WHAT TO PRODUCE — Search the records for "plants" and copy each line that holds it.

== WORKING DATA ==

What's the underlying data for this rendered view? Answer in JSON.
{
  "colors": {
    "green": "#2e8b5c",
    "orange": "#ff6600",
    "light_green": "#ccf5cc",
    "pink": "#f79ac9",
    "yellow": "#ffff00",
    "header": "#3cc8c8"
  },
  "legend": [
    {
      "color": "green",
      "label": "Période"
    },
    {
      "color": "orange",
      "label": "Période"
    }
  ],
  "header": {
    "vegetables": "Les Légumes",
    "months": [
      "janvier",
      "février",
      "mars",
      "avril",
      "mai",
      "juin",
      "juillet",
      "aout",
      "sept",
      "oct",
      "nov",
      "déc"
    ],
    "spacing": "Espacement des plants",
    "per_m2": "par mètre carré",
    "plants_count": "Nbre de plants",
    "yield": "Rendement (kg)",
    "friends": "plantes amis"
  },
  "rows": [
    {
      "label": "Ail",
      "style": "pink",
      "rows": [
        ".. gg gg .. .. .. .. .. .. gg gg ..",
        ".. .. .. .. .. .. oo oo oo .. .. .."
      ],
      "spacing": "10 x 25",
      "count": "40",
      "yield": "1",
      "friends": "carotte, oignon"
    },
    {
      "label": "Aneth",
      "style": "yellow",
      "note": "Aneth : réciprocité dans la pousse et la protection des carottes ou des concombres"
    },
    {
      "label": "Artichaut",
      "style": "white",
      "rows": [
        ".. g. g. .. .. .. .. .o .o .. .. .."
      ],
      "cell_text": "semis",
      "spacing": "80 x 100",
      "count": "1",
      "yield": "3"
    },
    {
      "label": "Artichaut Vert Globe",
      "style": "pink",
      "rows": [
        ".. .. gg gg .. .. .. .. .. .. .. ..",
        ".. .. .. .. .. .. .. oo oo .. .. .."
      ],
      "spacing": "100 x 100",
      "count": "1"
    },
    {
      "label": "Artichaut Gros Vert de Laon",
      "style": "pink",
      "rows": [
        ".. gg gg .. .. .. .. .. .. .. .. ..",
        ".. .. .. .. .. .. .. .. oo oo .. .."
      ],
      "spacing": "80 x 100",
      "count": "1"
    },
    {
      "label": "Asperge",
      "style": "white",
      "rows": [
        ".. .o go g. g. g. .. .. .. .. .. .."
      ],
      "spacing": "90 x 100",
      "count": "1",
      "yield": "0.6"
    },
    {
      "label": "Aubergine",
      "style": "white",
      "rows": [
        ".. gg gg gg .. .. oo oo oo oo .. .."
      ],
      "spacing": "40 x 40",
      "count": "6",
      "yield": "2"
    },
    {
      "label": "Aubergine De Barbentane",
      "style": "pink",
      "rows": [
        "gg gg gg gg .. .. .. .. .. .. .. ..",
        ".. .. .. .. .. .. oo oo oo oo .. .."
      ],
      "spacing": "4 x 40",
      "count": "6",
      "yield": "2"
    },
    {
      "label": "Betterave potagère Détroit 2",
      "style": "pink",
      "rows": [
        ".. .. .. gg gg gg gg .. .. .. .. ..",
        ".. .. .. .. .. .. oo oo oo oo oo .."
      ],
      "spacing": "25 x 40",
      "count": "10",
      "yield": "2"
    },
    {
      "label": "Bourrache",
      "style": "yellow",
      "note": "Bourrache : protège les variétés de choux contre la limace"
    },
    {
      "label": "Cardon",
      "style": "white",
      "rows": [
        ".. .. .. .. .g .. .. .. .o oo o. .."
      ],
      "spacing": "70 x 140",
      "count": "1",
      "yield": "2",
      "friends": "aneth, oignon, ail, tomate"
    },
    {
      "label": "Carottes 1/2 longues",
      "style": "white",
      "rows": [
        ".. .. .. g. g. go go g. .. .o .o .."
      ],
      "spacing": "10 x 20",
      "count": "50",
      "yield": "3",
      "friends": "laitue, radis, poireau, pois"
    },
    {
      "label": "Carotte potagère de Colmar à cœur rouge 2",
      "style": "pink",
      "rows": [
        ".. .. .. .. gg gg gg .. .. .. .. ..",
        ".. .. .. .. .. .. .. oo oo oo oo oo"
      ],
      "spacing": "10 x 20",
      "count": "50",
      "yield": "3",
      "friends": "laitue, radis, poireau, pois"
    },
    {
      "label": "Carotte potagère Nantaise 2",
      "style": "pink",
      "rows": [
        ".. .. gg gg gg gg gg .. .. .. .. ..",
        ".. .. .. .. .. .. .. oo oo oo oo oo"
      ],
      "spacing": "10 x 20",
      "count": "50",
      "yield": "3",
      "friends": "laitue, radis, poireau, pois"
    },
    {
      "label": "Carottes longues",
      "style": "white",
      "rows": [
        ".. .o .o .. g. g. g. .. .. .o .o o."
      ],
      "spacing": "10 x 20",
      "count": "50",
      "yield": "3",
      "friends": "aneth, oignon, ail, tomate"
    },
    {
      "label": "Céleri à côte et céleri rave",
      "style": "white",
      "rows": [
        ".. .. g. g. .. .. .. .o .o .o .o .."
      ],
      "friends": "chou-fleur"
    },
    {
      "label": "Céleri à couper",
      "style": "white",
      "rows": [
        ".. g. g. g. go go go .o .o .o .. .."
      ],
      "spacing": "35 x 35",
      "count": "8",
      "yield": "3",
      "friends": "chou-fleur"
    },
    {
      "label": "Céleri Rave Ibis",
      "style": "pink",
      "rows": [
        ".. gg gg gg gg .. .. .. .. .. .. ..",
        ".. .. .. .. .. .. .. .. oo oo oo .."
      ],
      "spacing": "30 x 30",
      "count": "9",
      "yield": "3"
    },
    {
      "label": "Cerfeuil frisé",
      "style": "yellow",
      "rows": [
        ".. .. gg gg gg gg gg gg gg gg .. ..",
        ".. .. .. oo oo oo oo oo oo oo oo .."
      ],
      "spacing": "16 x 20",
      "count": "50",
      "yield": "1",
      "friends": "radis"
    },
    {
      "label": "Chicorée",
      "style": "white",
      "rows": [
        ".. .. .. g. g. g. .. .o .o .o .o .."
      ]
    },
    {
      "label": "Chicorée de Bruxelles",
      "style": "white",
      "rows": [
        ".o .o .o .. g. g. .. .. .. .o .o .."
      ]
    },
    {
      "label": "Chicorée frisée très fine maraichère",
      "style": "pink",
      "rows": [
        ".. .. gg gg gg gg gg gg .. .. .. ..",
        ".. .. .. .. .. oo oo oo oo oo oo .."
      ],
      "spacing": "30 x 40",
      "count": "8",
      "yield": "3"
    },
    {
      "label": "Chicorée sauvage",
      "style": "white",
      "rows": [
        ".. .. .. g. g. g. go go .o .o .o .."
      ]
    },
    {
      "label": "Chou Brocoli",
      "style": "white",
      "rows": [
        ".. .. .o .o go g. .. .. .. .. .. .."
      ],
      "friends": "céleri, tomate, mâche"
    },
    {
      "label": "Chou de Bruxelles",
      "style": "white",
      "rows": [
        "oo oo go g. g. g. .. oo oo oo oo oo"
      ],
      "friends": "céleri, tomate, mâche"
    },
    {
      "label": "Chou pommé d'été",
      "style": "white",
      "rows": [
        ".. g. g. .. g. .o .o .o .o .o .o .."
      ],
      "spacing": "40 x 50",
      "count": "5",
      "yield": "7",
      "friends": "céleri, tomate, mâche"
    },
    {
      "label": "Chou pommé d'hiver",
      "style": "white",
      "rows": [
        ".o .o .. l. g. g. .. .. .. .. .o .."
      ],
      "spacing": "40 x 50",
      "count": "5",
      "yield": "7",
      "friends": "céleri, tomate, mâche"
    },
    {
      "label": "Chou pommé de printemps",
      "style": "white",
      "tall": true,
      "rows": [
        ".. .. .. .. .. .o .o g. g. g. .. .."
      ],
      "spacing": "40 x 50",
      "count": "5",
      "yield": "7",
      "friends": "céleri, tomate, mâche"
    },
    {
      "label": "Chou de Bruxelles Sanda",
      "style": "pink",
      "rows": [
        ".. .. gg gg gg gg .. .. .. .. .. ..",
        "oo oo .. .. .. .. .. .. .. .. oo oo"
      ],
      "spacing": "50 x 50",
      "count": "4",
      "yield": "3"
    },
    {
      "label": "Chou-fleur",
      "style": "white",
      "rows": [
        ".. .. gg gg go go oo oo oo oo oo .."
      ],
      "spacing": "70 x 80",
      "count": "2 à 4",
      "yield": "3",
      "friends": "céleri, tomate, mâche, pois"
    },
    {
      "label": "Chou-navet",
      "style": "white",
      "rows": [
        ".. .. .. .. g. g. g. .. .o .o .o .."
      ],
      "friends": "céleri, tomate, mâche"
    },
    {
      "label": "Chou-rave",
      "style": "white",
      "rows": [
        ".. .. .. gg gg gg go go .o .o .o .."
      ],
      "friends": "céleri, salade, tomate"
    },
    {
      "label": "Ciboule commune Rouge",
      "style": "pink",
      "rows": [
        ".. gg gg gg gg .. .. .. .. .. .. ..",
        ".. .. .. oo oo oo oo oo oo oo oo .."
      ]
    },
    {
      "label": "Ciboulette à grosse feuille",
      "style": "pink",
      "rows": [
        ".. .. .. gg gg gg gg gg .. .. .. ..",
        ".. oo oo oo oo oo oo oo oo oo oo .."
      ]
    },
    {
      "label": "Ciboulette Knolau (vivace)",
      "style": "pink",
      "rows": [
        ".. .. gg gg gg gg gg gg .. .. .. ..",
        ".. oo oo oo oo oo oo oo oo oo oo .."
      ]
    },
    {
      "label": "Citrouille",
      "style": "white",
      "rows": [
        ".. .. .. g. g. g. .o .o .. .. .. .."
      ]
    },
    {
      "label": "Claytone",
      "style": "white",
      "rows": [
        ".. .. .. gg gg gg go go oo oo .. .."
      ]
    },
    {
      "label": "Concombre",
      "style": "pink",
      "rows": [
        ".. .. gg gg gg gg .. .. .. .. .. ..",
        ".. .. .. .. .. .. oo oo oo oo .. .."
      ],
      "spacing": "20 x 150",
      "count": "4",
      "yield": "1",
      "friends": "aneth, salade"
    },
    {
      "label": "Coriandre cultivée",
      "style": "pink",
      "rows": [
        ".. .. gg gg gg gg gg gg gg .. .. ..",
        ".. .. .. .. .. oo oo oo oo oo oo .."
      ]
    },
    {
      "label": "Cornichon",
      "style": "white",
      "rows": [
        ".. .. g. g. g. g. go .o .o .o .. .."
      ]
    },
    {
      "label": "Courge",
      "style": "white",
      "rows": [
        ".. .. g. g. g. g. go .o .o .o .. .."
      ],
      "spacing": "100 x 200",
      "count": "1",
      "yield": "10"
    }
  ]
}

===

ANSWER BELOW —
    "spacing": "Espacement des plants",
    "plants_count": "Nbre de plants",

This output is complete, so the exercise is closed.